## Input material

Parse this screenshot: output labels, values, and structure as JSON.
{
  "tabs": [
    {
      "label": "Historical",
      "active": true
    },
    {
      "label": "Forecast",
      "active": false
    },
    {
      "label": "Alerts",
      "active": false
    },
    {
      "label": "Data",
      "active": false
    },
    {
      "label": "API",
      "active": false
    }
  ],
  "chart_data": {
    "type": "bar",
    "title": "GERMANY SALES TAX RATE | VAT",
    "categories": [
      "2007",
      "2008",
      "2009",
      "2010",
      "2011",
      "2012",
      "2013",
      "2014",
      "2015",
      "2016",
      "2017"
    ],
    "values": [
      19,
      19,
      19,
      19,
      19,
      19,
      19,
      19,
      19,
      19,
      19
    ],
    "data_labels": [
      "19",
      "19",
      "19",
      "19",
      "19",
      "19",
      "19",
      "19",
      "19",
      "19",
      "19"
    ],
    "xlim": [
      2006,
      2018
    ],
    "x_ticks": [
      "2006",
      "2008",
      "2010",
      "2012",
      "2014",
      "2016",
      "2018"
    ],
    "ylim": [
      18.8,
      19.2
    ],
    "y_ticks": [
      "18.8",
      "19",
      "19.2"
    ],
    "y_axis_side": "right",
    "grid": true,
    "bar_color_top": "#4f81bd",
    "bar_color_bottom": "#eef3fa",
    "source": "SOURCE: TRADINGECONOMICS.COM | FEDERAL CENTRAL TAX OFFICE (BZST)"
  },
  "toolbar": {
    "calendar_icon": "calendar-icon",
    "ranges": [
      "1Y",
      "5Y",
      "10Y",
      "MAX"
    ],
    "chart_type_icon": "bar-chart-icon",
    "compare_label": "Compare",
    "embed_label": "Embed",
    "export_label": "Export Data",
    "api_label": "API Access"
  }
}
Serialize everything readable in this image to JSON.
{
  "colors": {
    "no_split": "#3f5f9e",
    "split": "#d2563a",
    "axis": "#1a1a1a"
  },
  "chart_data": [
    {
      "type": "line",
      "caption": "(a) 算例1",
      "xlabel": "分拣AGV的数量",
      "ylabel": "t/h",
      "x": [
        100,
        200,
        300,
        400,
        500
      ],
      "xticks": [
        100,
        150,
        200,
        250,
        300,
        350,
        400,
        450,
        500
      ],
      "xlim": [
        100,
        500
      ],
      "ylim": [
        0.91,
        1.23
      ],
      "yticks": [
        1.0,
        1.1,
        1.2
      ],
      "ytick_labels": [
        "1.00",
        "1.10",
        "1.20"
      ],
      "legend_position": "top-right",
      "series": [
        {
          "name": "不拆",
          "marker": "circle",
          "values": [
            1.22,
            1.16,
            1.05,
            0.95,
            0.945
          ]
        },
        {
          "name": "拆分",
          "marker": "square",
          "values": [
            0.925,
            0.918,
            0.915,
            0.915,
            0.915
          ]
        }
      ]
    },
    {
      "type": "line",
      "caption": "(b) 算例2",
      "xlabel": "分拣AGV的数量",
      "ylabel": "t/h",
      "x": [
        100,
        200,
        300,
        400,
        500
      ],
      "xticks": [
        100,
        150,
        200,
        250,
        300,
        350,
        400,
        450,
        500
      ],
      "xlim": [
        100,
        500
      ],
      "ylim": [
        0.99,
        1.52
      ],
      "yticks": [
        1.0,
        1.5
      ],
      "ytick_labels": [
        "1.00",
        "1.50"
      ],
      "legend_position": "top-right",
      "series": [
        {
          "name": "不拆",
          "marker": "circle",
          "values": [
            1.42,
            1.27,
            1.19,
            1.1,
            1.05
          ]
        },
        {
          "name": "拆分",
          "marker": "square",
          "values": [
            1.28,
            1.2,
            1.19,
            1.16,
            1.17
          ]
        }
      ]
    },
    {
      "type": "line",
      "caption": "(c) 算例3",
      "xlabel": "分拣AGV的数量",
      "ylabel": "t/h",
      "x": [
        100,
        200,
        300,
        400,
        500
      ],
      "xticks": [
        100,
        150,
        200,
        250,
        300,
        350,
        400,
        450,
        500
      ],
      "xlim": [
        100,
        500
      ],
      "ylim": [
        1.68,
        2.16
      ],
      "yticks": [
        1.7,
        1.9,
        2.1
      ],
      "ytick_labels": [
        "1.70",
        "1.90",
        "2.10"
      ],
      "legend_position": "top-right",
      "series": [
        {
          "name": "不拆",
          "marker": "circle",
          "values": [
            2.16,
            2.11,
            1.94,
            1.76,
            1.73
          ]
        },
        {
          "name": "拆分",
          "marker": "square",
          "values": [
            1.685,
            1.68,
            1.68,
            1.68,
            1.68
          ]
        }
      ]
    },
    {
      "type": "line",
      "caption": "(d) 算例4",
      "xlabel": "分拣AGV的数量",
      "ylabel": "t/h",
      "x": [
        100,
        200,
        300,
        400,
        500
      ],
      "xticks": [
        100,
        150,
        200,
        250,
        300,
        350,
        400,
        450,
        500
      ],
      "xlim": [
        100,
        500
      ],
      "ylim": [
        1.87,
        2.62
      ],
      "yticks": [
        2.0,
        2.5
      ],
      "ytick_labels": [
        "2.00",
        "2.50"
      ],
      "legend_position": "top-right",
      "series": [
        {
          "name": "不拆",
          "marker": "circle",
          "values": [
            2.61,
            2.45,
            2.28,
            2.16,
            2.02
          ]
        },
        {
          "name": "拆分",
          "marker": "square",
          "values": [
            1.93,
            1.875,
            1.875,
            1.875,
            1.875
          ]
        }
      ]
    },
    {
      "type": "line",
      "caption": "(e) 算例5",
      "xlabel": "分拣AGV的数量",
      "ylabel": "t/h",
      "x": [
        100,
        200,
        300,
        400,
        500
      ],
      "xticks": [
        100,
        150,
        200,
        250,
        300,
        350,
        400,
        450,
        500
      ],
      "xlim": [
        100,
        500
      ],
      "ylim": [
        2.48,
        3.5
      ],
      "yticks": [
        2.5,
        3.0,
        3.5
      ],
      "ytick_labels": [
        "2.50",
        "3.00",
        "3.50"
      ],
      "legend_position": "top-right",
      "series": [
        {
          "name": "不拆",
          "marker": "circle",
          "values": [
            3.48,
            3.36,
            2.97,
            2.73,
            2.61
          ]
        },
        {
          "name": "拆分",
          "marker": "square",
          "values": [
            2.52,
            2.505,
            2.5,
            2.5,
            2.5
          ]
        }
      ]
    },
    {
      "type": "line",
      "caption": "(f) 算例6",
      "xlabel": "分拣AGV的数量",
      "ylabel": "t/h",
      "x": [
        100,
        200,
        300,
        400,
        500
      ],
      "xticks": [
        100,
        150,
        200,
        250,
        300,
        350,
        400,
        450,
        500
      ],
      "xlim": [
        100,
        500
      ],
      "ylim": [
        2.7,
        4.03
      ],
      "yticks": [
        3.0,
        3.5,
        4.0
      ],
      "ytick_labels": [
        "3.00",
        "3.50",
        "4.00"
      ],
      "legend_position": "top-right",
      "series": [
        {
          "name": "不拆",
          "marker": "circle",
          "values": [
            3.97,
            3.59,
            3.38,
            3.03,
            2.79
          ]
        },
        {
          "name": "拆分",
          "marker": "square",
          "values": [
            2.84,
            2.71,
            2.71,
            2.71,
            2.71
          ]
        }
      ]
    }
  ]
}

## Task to complete
Each line of the listing should be echoed back exactly.

## Exercise result
Parse this screenshot: output labels, values, and structure as JSON.
{
  "tabs": [
    {
      "label": "Historical",
      "active": true
    },
    {
      "label": "Forecast",
      "active": false
    },
    {
      "label": "Alerts",
      "active": false
    },
    {
      "label": "Data",
      "active": false
    },
    {
      "label": "API",
      "active": false
    }
  ],
  "chart_data": {
    "type": "bar",
    "title": "GERMANY SALES TAX RATE | VAT",
    "categories": [
      "2007",
      "2008",
      "2009",
      "2010",
      "2011",
      "2012",
      "2013",
      "2014",
      "2015",
      "2016",
      "2017"
    ],
    "values": [
      19,
      19,
      19,
      19,
      19,
      19,
      19,
      19,
      19,
      19,
      19
    ],
    "data_labels": [
      "19",
      "19",
      "19",
      "19",
      "19",
      "19",
      "19",
      "19",
      "19",
      "19",
      "19"
    ],
    "xlim": [
      2006,
      2018
    ],
    "x_ticks": [
      "2006",
      "2008",
      "2010",
      "2012",
      "2014",
      "2016",
      "2018"
    ],
    "ylim": [
      18.8,
      19.2
    ],
    "y_ticks": [
      "18.8",
      "19",
      "19.2"
    ],
    "y_axis_side": "right",
    "grid": true,
    "bar_color_top": "#4f81bd",
    "bar_color_bottom": "#eef3fa",
    "source": "SOURCE: TRADINGECONOMICS.COM | FEDERAL CENTRAL TAX OFFICE (BZST)"
  },
  "toolbar": {
    "calendar_icon": "calendar-icon",
    "ranges": [
      "1Y",
      "5Y",
      "10Y",
      "MAX"
    ],
    "chart_type_icon": "bar-chart-icon",
    "compare_label": "Compare",
    "embed_label": "Embed",
    "export_label": "Export Data",
    "api_label": "API Access"
  }
}
Serialize everything readable in this image to JSON.
{
  "colors": {
    "no_split": "#3f5f9e",
    "split": "#d2563a",
    "axis": "#1a1a1a"
  },
  "chart_data": [
    {
      "type": "line",
      "caption": "(a) 算例1",
      "xlabel": "分拣AGV的数量",
      "ylabel": "t/h",
      "x": [
        100,
        200,
        300,
        400,
        500
      ],
      "xticks": [
        100,
        150,
        200,
        250,
        300,
        350,
        400,
        450,
        500
      ],
      "xlim": [
        100,
        500
      ],
      "ylim": [
        0.91,
        1.23
      ],
      "yticks": [
        1.0,
        1.1,
        1.2
      ],
      "ytick_labels": [
        "1.00",
        "1.10",
        "1.20"
      ],
      "legend_position": "top-right",
      "series": [
        {
          "name": "不拆",
          "marker": "circle",
          "values": [
            1.22,
            1.16,
            1.05,
            0.95,
            0.945
          ]
        },
        {
          "name": "拆分",
          "marker": "square",
          "values": [
            0.925,
            0.918,
            0.915,
            0.915,
            0.915
          ]
        }
      ]
    },
    {
      "type": "line",
      "caption": "(b) 算例2",
      "xlabel": "分拣AGV的数量",
      "ylabel": "t/h",
      "x": [
        100,
        200,
        300,
        400,
        500
      ],
      "xticks": [
        100,
        150,
        200,
        250,
        300,
        350,
        400,
        450,
        500
      ],
      "xlim": [
        100,
        500
      ],
      "ylim": [
        0.99,
        1.52
      ],
      "yticks": [
        1.0,
        1.5
      ],
      "ytick_labels": [
        "1.00",
        "1.50"
      ],
      "legend_position": "top-right",
      "series": [
        {
          "name": "不拆",
          "marker": "circle",
          "values": [
            1.42,
            1.27,
            1.19,
            1.1,
            1.05
          ]
        },
        {
          "name": "拆分",
          "marker": "square",
          "values": [
            1.28,
            1.2,
            1.19,
            1.16,
            1.17
          ]
        }
      ]
    },
    {
      "type": "line",
      "caption": "(c) 算例3",
      "xlabel": "分拣AGV的数量",
      "ylabel": "t/h",
      "x": [
        100,
        200,
        300,
        400,
        500
      ],
      "xticks": [
        100,
        150,
        200,
        250,
        300,
        350,
        400,
        450,
        500
      ],
      "xlim": [
        100,
        500
      ],
      "ylim": [
        1.68,
        2.16
      ],
      "yticks": [
        1.7,
        1.9,
        2.1
      ],
      "ytick_labels": [
        "1.70",
        "1.90",
        "2.10"
      ],
      "legend_position": "top-right",
      "series": [
        {
          "name": "不拆",
          "marker": "circle",
          "values": [
            2.16,
            2.11,
            1.94,
            1.76,
            1.73
          ]
        },
        {
          "name": "拆分",
          "marker": "square",
          "values": [
            1.685,
            1.68,
            1.68,
            1.68,
            1.68
          ]
        }
      ]
    },
    {
      "type": "line",
      "caption": "(d) 算例4",
      "xlabel": "分拣AGV的数量",
      "ylabel": "t/h",
      "x": [
        100,
        200,
        300,
        400,
        500
      ],
      "xticks": [
        100,
        150,
        200,
        250,
        300,
        350,
        400,
        450,
        500
      ],
      "xlim": [
        100,
        500
      ],
      "ylim": [
        1.87,
        2.62
      ],
      "yticks": [
        2.0,
        2.5
      ],
      "ytick_labels": [
        "2.00",
        "2.50"
      ],
      "legend_position": "top-right",
      "series": [
        {
          "name": "不拆",
          "marker": "circle",
          "values": [
            2.61,
            2.45,
            2.28,
            2.16,
            2.02
          ]
        },
        {
          "name": "拆分",
          "marker": "square",
          "values": [
            1.93,
            1.875,
            1.875,
            1.875,
            1.875
          ]
        }
      ]
    },
    {
      "type": "line",
      "caption": "(e) 算例5",
      "xlabel": "分拣AGV的数量",
      "ylabel": "t/h",
      "x": [
        100,
        200,
        300,
        400,
        500
      ],
      "xticks": [
        100,
        150,
        200,
        250,
        300,
        350,
        400,
        450,
        500
      ],
      "xlim": [
        100,
        500
      ],
      "ylim": [
        2.48,
        3.5
      ],
      "yticks": [
        2.5,
        3.0,
        3.5
      ],
      "ytick_labels": [
        "2.50",
        "3.00",
        "3.50"
      ],
      "legend_position": "top-right",
      "series": [
        {
          "name": "不拆",
          "marker": "circle",
          "values": [
            3.48,
            3.36,
            2.97,
            2.73,
            2.61
          ]
        },
        {
          "name": "拆分",
          "marker": "square",
          "values": [
            2.52,
            2.505,
            2.5,
            2.5,
            2.5
          ]
        }
      ]
    },
    {
      "type": "line",
      "caption": "(f) 算例6",
      "xlabel": "分拣AGV的数量",
      "ylabel": "t/h",
      "x": [
        100,
        200,
        300,
        400,
        500
      ],
      "xticks": [
        100,
        150,
        200,
        250,
        300,
        350,
        400,
        450,
        500
      ],
      "xlim": [
        100,
        500
      ],
      "ylim": [
        2.7,
        4.03
      ],
      "yticks": [
        3.0,
        3.5,
        4.0
      ],
      "ytick_labels": [
        "3.00",
        "3.50",
        "4.00"
      ],
      "legend_position": "top-right",
      "series": [
        {
          "name": "不拆",
          "marker": "circle",
          "values": [
            3.97,
            3.59,
            3.38,
            3.03,
            2.79
          ]
        },
        {
          "name": "拆分",
          "marker": "square",
          "values": [
            2.84,
            2.71,
            2.71,
            2.71,
            2.71
          ]
        }
      ]
    }
  ]
}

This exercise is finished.